◆ Exercise: Transcribe the records that follow in their entirety, omitting any pictures.

◆ Material to process:
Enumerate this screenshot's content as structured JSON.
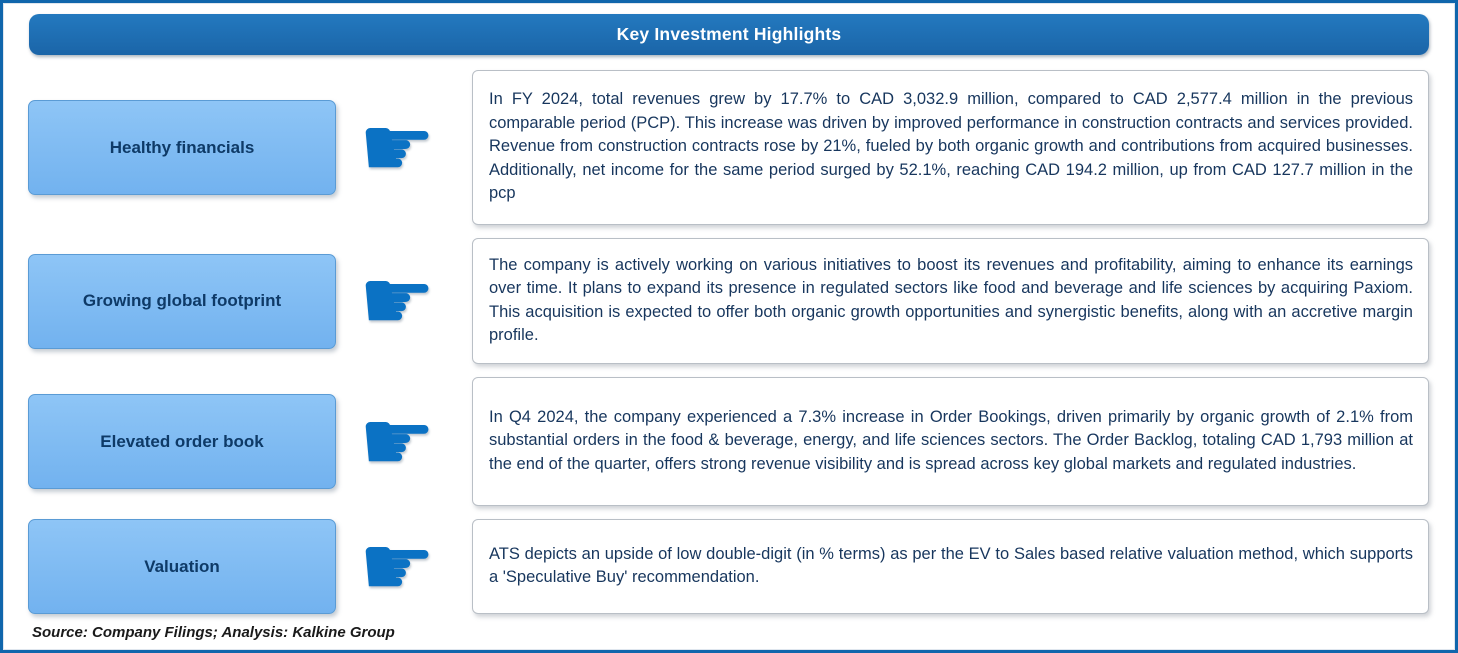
{
  "title": "Key Investment Highlights",
  "rows": [
    {
      "label": "Healthy financials",
      "text": "In FY 2024, total revenues grew by 17.7% to CAD 3,032.9 million, compared to CAD 2,577.4 million in the previous comparable period (PCP). This increase was driven by improved performance in construction contracts and services provided. Revenue from construction contracts rose by 21%, fueled by both organic growth and contributions from acquired businesses. Additionally, net income for the same period surged by 52.1%, reaching CAD 194.2 million, up from CAD 127.7 million in the pcp"
    },
    {
      "label": "Growing global footprint",
      "text": "The company is actively working on various initiatives to boost its revenues and profitability, aiming to enhance its earnings over time. It plans to expand its presence in regulated sectors like food and beverage and life sciences by acquiring Paxiom. This acquisition is expected to offer both organic growth opportunities and synergistic benefits, along with an accretive margin profile."
    },
    {
      "label": "Elevated order book",
      "text": "In Q4 2024, the company experienced a 7.3% increase in Order Bookings, driven primarily by organic growth of 2.1% from substantial orders in the food & beverage, energy, and life sciences sectors. The Order Backlog, totaling CAD 1,793 million at the end of the quarter, offers strong revenue visibility and is spread across key global markets and regulated industries."
    },
    {
      "label": "Valuation",
      "text": "ATS depicts an upside of low double-digit (in % terms) as per the EV to Sales based relative valuation method, which supports a 'Speculative Buy' recommendation."
    }
  ],
  "icons": {
    "pointer_char": "☛"
  },
  "footer": "Source: Company Filings; Analysis: Kalkine Group",
  "colors": {
    "border_blue": "#1066ac",
    "header_blue_1": "#2379bf",
    "header_blue_2": "#1b65a8",
    "label_fill_1": "#8ec5f6",
    "label_fill_2": "#72b2ef",
    "label_text": "#0e3a67",
    "body_text": "#17365d",
    "hand_blue": "#0b72c4"
  }
}
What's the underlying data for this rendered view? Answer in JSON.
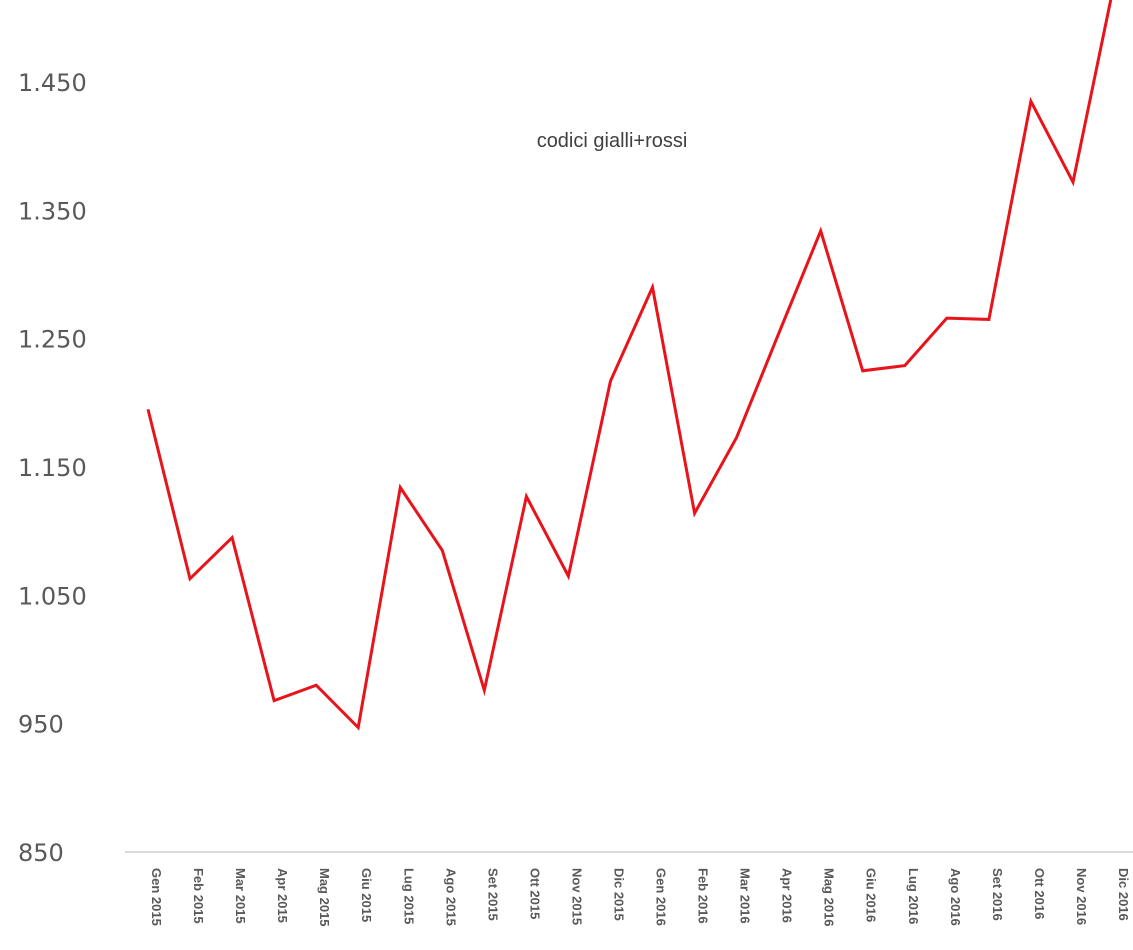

◆ Correct answer:
Enumerate this screenshot's content as structured JSON.
{
  "title": "Key Investment Highlights",
  "rows": [
    {
      "label": "Healthy financials",
      "text": "In FY 2024, total revenues grew by 17.7% to CAD 3,032.9 million, compared to CAD 2,577.4 million in the previous comparable period (PCP). This increase was driven by improved performance in construction contracts and services provided. Revenue from construction contracts rose by 21%, fueled by both organic growth and contributions from acquired businesses. Additionally, net income for the same period surged by 52.1%, reaching CAD 194.2 million, up from CAD 127.7 million in the pcp"
    },
    {
      "label": "Growing global footprint",
      "text": "The company is actively working on various initiatives to boost its revenues and profitability, aiming to enhance its earnings over time. It plans to expand its presence in regulated sectors like food and beverage and life sciences by acquiring Paxiom. This acquisition is expected to offer both organic growth opportunities and synergistic benefits, along with an accretive margin profile."
    },
    {
      "label": "Elevated order book",
      "text": "In Q4 2024, the company experienced a 7.3% increase in Order Bookings, driven primarily by organic growth of 2.1% from substantial orders in the food & beverage, energy, and life sciences sectors. The Order Backlog, totaling CAD 1,793 million at the end of the quarter, offers strong revenue visibility and is spread across key global markets and regulated industries."
    },
    {
      "label": "Valuation",
      "text": "ATS depicts an upside of low double-digit (in % terms) as per the EV to Sales based relative valuation method, which supports a 'Speculative Buy' recommendation."
    }
  ],
  "icons": {
    "pointer_char": "☛"
  },
  "footer": "Source: Company Filings; Analysis: Kalkine Group",
  "colors": {
    "border_blue": "#1066ac",
    "header_blue_1": "#2379bf",
    "header_blue_2": "#1b65a8",
    "label_fill_1": "#8ec5f6",
    "label_fill_2": "#72b2ef",
    "label_text": "#0e3a67",
    "body_text": "#17365d",
    "hand_blue": "#0b72c4"
  }
}
What's the underlying data for this rendered view? Answer in JSON.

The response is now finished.